» **Work to complete**
The answer should be a single number: how many lines of the entries below hold the word "served".

═════ Data supplied

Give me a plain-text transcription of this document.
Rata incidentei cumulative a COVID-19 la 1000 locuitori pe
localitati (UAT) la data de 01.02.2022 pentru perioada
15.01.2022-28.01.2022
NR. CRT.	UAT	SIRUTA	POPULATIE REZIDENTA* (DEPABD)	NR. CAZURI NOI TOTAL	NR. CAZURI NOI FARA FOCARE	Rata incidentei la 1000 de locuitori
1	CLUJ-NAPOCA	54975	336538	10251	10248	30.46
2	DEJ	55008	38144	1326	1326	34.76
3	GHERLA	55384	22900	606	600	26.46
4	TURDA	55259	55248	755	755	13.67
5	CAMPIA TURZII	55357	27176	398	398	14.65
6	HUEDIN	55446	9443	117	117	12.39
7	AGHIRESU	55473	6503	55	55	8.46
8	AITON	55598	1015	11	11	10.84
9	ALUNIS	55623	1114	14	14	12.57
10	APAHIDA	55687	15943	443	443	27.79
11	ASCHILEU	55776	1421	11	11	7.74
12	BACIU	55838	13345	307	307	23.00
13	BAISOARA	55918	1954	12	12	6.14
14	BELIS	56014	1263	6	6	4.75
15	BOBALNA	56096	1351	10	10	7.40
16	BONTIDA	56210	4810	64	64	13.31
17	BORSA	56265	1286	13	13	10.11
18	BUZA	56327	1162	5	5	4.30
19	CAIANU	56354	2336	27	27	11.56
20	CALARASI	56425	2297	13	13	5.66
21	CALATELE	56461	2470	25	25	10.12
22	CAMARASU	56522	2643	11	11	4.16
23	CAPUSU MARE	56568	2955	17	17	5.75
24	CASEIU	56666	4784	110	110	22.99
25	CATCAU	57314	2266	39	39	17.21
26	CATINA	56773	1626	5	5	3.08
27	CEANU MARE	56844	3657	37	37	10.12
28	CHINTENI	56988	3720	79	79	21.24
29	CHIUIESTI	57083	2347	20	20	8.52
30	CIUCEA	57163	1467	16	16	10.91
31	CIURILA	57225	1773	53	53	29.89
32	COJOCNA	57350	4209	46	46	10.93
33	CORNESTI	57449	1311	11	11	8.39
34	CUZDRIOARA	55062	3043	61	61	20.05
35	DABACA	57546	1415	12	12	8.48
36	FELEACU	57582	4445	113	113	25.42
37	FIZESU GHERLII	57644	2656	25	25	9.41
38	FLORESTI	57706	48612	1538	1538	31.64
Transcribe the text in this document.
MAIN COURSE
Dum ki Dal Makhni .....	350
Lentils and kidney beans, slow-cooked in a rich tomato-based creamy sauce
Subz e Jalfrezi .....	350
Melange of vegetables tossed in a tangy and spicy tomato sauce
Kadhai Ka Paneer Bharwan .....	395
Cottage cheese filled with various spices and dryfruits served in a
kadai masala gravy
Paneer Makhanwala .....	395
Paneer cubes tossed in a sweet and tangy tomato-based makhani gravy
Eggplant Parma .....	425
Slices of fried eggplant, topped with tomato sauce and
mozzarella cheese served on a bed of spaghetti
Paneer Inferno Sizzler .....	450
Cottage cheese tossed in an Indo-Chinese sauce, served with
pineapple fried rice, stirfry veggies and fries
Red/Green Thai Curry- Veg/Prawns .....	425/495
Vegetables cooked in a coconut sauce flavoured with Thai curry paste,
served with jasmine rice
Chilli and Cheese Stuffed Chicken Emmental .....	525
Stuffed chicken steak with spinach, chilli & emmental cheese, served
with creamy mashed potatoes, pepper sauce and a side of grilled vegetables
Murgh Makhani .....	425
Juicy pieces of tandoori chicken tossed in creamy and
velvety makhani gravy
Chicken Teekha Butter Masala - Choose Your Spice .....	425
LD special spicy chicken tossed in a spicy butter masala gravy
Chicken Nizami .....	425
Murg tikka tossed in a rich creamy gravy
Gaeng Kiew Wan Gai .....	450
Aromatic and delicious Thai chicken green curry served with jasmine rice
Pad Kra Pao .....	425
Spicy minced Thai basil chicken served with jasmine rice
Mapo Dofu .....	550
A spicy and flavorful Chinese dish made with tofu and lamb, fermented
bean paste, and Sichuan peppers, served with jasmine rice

══════════

» **Written reply**
8